Reading text:
════════════════════
A dried cannabis immersion station within the Planet 13 SuperStore in Las Vegas, Nevada. Image source: Planet 13.
Planet 13 Holdings
Within the United States, I believe that multistate operator (MSO) Planet 13 Holdings (OTC:PLNH.F) brings something unique to the table that no other MSO can offer.
Whereas most MSOs have taken the approach of expanding into as many legalized states as possible, Planet 13 has chosen to create the mecca of cannabis experiences. Just west of the Las Vegas Strip in Nevada, the company’s 112,000-square-foot SuperStore is now the largest dispensary operation in the country. Not only can consumers buy an insanely broad assortment of cannabis and derivative products, but the SuperStore contains a bistro, events stage, and consumer-facing processing center. Uniqueness is what sets Planet 13 apart from its peers.
Of course, uniqueness isn’t all the SuperStore offers. Planet 13 has done an incredible job of incorporating technology within its dispensary to make the experience user-friendly and informative, and has laid out its store perfectly to maximize margins. I’m all but certain that placing edibles and beverages close to the checkout line has increased the company’s average ticket.
Maybe the best aspect of Planet 13 is just how transparent management has been since opening its SuperStore in November 2018. Every month the company shares detailed data on foot traffic and average ticket size per spending customer. Since its inception, foot traffic has grown considerably, with the average ticket in January and February — two historically slow months of tourism for the Las Vegas area — yielding average spending per ticket of around $100. For context, the average ticket in Nov. 2018 was around $79.
With Planet 13 opening a new location in Santa Ana, Calif., during the second-half of 2020 and looking to replicate its success in Las Vegas, I believe you’ll regret not buying into this unique MSO.
Innovative Industrial Properties
Last, but not least, investors will want to give serious consideration to cannabis real estate investment trust (REIT) Innovative Industrial Properties (NYSE:IIPR).
The cannabis REIT model is pretty simple and has relatively low operating costs, beyond initial investments. IIP, as the company is better known, acquires medical marijuana growing and processing facilities and leases them out for an extended period of time. This allows IIP to generate healthy amounts of rental income for periods of 10 to 20 years, while also being able to pass along annual rental increases that help it stay ahead of the inflationary curve.
According to Innovative Industrial Properties, it now owns 52 properties in 15 states, with a weighted-average lease length of 15.7 years and an average return on it invested capital of 13.2%. At this rate, it’ll take in the neighborhood of 5.5 years for IIP to completely recoup its investments, with everything else just being gravy.
Something else to consider is that Innovative Industrial Properties remains in the driver’s seat when it comes to sale-leaseback agreements. As long as the U.S. federal government maintains marijuana’s Schedule I classification, MSOs will likely struggle to gain access to basic banking services. With IIP having little issue raising capital by selling its own stock, it’s sort of become a regular financier of MSOs by acquiring their properties, then leasing them back for long periods of time.
As one of the most profitable pot stocks on the planet, I strongly believe you’ll regret not buying this high-yielding cannabis stock during this correction.
════════════════════
Data records
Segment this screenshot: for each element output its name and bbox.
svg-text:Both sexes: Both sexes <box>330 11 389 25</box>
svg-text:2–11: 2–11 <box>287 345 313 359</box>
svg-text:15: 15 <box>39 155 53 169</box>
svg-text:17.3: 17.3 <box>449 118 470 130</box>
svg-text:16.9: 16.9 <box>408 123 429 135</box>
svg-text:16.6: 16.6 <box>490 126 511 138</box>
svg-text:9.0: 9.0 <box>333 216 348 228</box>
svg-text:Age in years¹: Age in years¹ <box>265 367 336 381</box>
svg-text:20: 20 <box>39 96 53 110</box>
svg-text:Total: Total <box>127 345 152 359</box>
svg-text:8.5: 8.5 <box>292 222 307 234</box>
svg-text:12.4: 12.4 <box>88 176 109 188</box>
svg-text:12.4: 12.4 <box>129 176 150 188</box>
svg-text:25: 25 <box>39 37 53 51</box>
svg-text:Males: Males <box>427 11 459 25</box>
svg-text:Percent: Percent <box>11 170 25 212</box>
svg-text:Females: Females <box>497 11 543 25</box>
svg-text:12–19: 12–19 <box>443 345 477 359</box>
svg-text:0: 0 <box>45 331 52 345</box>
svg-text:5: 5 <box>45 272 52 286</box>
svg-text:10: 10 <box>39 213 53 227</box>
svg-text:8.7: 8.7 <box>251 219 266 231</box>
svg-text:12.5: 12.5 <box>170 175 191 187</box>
════════════════════
Questions to answer:
[1] In the cannabis stocks article, list every figure in the paragraph that begins "According to Innovative Industrial Properties," along with what each one measures.
[2] According to the cannabis stocks article, when did Planet 13 open its SuperStore?

Numbered answers:
[1]
- 52: the number of properties the company owns
- 15: the number of states those properties are in
- 15.7 years: the weighted-average lease length
- 13.2%: the average return on invested capital
- 5.5 years: roughly how long it will take IIP to completely recoup its investments

[2] November 2018